** DOCUMENT EXCERPT follows **

As you may know, when warmer matter is exposed to cooler matter, heat will conduct from the warmer matter to the cooler matter. This is in accordance with the 2nd law of Thermodynamics. So, the cool part of the "heat sandwich" would immediately start to warm up as it absorbed heat from the layers above it and below it. It would not be "in thermal equilibrium" with the other layers and eventually it would disappear. So, were you thinking there is a TEMPORARILY cool layer in the sandwich or were you thinking it has been there since the Earth formed? I assure you, based on heat conduction physics, any cool layer within the Earth would have warmed up long ago during the 4-1/2 BILLION years that the planet has existed. So, your assumption could only be right if the layer was recently put there. Is there a way that you propose to create a cool subterranean layer where none had existed?
The ONLY way that cool layer could be created (or persist from the beginning of the Earth) is if it was somehow able to convert thermal energy into another form of energy. Thus, heat coming in from the outer layers of the sandwich (from above and below) would have to be continually converted into another form of energy (such as a change of chemistry or phase of matter). This process would technically not violate the law of conservation of energy, and it would still be a "sink" of heat energy. It would allow your cool layer to persist. HOWEVER...

** End of DOCUMENT EXCERPT **

• **WORK ORDER 1**:
Answer these from the passage about a cool layer inside the Earth:
(a) Which law says heat conducts from warmer matter to cooler matter?
(b) For how long has the planet existed?
(c) What two examples are given of another form the heat could be turned into?
• **WORK ORDER 2**: List every phrase that the passage about a cool layer inside the Earth puts in quotation marks.
• **WORK ORDER 3**: Continue the passage about a cool layer inside the Earth from its last word.

** RECORD SET follows **

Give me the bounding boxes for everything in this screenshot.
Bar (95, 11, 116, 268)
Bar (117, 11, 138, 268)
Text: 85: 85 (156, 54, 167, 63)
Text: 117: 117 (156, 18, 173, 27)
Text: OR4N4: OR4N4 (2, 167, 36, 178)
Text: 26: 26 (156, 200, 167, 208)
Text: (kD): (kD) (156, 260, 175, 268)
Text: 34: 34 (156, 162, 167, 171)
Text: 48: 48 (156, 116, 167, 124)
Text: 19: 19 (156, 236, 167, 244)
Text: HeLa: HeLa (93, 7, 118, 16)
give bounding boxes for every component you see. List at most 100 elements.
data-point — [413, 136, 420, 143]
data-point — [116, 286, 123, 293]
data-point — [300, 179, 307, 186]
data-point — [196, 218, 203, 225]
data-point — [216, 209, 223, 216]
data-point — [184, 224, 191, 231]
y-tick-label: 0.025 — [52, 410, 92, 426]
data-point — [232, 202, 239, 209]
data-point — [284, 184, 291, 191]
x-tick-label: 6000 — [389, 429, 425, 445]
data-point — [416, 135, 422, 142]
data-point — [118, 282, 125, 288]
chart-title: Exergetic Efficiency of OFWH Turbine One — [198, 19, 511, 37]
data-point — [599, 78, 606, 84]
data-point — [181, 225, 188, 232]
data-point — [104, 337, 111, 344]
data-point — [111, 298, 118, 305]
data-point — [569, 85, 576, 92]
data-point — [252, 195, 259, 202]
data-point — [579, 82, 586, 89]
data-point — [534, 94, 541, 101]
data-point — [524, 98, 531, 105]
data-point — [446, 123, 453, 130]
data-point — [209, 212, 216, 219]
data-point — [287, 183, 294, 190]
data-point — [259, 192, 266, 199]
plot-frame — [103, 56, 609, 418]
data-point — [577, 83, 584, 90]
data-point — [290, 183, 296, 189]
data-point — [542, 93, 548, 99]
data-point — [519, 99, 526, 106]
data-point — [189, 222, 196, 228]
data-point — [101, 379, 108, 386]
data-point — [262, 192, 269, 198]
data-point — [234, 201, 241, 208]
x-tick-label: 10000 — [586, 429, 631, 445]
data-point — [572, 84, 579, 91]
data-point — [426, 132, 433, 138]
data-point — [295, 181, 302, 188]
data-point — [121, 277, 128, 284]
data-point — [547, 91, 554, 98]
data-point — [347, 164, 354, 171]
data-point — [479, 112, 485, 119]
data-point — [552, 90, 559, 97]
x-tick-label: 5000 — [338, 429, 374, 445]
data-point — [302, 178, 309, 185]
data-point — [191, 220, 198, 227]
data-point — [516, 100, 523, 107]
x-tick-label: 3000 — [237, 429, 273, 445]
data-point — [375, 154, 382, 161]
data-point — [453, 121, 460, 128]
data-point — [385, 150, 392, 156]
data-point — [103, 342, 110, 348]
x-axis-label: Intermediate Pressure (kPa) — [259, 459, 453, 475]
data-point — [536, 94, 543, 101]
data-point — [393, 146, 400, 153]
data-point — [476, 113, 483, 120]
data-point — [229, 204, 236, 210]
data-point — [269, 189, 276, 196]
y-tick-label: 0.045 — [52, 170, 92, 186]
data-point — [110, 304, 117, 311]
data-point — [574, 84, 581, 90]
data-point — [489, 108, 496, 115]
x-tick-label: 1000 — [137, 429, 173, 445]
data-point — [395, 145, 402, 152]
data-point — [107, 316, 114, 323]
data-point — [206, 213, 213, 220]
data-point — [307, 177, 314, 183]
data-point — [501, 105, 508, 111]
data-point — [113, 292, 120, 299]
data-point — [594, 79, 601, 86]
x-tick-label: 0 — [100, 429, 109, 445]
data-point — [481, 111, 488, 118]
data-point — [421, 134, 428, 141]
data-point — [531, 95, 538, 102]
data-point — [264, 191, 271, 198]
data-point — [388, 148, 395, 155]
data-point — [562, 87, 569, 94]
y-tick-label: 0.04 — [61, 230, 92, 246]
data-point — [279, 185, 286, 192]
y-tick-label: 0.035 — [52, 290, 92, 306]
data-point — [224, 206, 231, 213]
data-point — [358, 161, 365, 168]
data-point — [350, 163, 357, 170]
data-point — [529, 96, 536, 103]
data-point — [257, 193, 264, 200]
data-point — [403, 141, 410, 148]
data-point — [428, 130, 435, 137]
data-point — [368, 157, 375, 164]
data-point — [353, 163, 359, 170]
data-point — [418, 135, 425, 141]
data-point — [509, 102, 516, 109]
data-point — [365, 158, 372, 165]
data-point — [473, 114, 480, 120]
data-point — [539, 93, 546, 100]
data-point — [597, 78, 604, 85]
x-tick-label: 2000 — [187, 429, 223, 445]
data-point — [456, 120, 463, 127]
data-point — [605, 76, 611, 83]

** End of RECORD SET **

• **RESPONSE BOX 1**:
(a) The 2nd law of Thermodynamics.
(b) 4-1/2 billion years.
(c) A change of chemistry or a change of phase of matter.

• **RESPONSE BOX 2**:
heat sandwich
in thermal equilibrium
sink

• **RESPONSE BOX 3**:
There is basically no such massive heat sink down where you thought this cool layer exists. So, unless you knew there was a subterranean cooling system in place, your own assumption of a cool layer was just that - an assumption without a robust physical basis. Did you have some reason to assume there was a subterranean cool layer in the Earth? Maybe you're thinking of how on a warm spring summer day, an excavator can dig into the Earth and expose some cool soil. If so, those temperature variations change daily and seasonally, but they don't show up in subterranean rock 100 feet below the soil.
It is a fact that every exposed part of the planet fluctuates in temperature. So, on a microscale, when the surface warms, then technically there is a cooler layer below. However, that layer is temporary and will not be that deep. The surface can change temperature quickly due to effects of light radiation (heating), loss of heat due to infrared radiation (after sundown), evaporation or condensation of dew or frost, or conduction into any air or water that is contacting the surface. (FWIW, convection is not such a surface heat transfer mechanism, as it can only transport heat within a mobile phase of matter, not at the fixed soil interface.)
There is one more mechanism affecting soil and even some rock temperatures, and that is the transport of heat energy (positive OR negative) due to the flow of liquid within the soil or rock. For example, cold rain water draining into a subterranean river can cool th rock it passed through. Still, in general, the Earth's surface typically changes temperature very slowly over time once you get roughly 10-50 feet down, depending on where you are and how much water is percolating through. The temperature profile below that depth remains steady, heating up as you go deeper.
By the way, the reason the Earth is so warm in the interior, after having 4-1/2 billion years to cool off since it's formation, is that uranium in the Earth is decaying. This atomic decay releases heat. The atomic energy release is basically the same mechanism as in a nuclear fission reactor, but the reactions are going MUCH more slowly. Since the core of the Earth probably has extremely little uranium, that means the Earth's core is not generating heat through fission. However, core of the earth keeps as warm as it nowhere to LOSE its heat. (Technically, there are a couple of relatively very minor heat sources and sinks in the core, but I won't raise address them here.)